## SOURCE RECORDS:
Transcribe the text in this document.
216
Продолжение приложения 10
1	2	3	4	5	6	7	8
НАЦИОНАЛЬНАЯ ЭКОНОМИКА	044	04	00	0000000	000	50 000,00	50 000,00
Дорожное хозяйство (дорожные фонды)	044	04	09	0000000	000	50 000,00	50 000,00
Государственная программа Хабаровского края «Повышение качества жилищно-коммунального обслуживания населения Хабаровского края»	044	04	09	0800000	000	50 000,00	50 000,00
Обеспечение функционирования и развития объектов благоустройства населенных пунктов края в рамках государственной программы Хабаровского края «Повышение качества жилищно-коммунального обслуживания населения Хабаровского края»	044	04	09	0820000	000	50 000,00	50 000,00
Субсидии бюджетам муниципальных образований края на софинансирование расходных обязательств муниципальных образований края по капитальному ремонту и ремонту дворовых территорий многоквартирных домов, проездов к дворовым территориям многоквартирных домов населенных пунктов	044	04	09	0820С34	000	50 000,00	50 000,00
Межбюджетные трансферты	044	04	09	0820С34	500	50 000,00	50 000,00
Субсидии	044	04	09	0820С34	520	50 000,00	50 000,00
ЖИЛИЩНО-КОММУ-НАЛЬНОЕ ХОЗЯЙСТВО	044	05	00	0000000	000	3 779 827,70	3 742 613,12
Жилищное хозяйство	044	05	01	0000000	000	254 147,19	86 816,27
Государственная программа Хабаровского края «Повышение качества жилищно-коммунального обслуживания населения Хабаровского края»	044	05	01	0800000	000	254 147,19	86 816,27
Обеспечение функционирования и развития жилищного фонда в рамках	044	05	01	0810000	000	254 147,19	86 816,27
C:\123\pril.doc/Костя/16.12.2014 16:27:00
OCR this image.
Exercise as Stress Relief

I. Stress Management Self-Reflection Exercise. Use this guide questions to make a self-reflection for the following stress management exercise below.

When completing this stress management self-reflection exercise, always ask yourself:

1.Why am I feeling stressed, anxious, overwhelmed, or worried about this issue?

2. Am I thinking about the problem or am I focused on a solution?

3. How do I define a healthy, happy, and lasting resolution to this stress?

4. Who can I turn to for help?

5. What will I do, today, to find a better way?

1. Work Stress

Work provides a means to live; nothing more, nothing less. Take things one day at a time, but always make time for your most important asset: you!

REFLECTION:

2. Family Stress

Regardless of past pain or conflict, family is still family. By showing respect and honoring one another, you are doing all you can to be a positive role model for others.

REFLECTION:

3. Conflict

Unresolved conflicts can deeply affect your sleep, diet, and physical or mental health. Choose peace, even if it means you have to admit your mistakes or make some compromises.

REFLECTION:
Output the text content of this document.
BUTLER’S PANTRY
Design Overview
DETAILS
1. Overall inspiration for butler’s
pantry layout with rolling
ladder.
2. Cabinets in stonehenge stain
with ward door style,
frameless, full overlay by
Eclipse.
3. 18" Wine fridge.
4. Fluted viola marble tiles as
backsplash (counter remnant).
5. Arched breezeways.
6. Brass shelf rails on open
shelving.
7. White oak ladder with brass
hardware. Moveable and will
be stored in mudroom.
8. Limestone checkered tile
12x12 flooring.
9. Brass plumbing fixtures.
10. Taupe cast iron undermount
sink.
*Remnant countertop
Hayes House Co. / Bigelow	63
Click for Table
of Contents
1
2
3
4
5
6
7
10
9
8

## EXERCISE DETAILS:
Extract each entry in full and write it down exactly.

## RESPONSE FOR THIS EXERCISE:
Transcribe the text in this document.
216
Продолжение приложения 10
1	2	3	4	5	6	7	8
НАЦИОНАЛЬНАЯ ЭКОНОМИКА	044	04	00	0000000	000	50 000,00	50 000,00
Дорожное хозяйство (дорожные фонды)	044	04	09	0000000	000	50 000,00	50 000,00
Государственная программа Хабаровского края «Повышение качества жилищно-коммунального обслуживания населения Хабаровского края»	044	04	09	0800000	000	50 000,00	50 000,00
Обеспечение функционирования и развития объектов благоустройства населенных пунктов края в рамках государственной программы Хабаровского края «Повышение качества жилищно-коммунального обслуживания населения Хабаровского края»	044	04	09	0820000	000	50 000,00	50 000,00
Субсидии бюджетам муниципальных образований края на софинансирование расходных обязательств муниципальных образований края по капитальному ремонту и ремонту дворовых территорий многоквартирных домов, проездов к дворовым территориям многоквартирных домов населенных пунктов	044	04	09	0820С34	000	50 000,00	50 000,00
Межбюджетные трансферты	044	04	09	0820С34	500	50 000,00	50 000,00
Субсидии	044	04	09	0820С34	520	50 000,00	50 000,00
ЖИЛИЩНО-КОММУ-НАЛЬНОЕ ХОЗЯЙСТВО	044	05	00	0000000	000	3 779 827,70	3 742 613,12
Жилищное хозяйство	044	05	01	0000000	000	254 147,19	86 816,27
Государственная программа Хабаровского края «Повышение качества жилищно-коммунального обслуживания населения Хабаровского края»	044	05	01	0800000	000	254 147,19	86 816,27
Обеспечение функционирования и развития жилищного фонда в рамках	044	05	01	0810000	000	254 147,19	86 816,27
C:\123\pril.doc/Костя/16.12.2014 16:27:00
OCR this image.
Exercise as Stress Relief

I. Stress Management Self-Reflection Exercise. Use this guide questions to make a self-reflection for the following stress management exercise below.

When completing this stress management self-reflection exercise, always ask yourself:

1.Why am I feeling stressed, anxious, overwhelmed, or worried about this issue?

2. Am I thinking about the problem or am I focused on a solution?

3. How do I define a healthy, happy, and lasting resolution to this stress?

4. Who can I turn to for help?

5. What will I do, today, to find a better way?

1. Work Stress

Work provides a means to live; nothing more, nothing less. Take things one day at a time, but always make time for your most important asset: you!

REFLECTION:

2. Family Stress

Regardless of past pain or conflict, family is still family. By showing respect and honoring one another, you are doing all you can to be a positive role model for others.

REFLECTION:

3. Conflict

Unresolved conflicts can deeply affect your sleep, diet, and physical or mental health. Choose peace, even if it means you have to admit your mistakes or make some compromises.

REFLECTION:
Output the text content of this document.
BUTLER’S PANTRY
Design Overview
DETAILS
1. Overall inspiration for butler’s
pantry layout with rolling
ladder.
2. Cabinets in stonehenge stain
with ward door style,
frameless, full overlay by
Eclipse.
3. 18" Wine fridge.
4. Fluted viola marble tiles as
backsplash (counter remnant).
5. Arched breezeways.
6. Brass shelf rails on open
shelving.
7. White oak ladder with brass
hardware. Moveable and will
be stored in mudroom.
8. Limestone checkered tile
12x12 flooring.
9. Brass plumbing fixtures.
10. Taupe cast iron undermount
sink.
*Remnant countertop
Hayes House Co. / Bigelow	63
Click for Table
of Contents
1
2
3
4
5
6
7
10
9
8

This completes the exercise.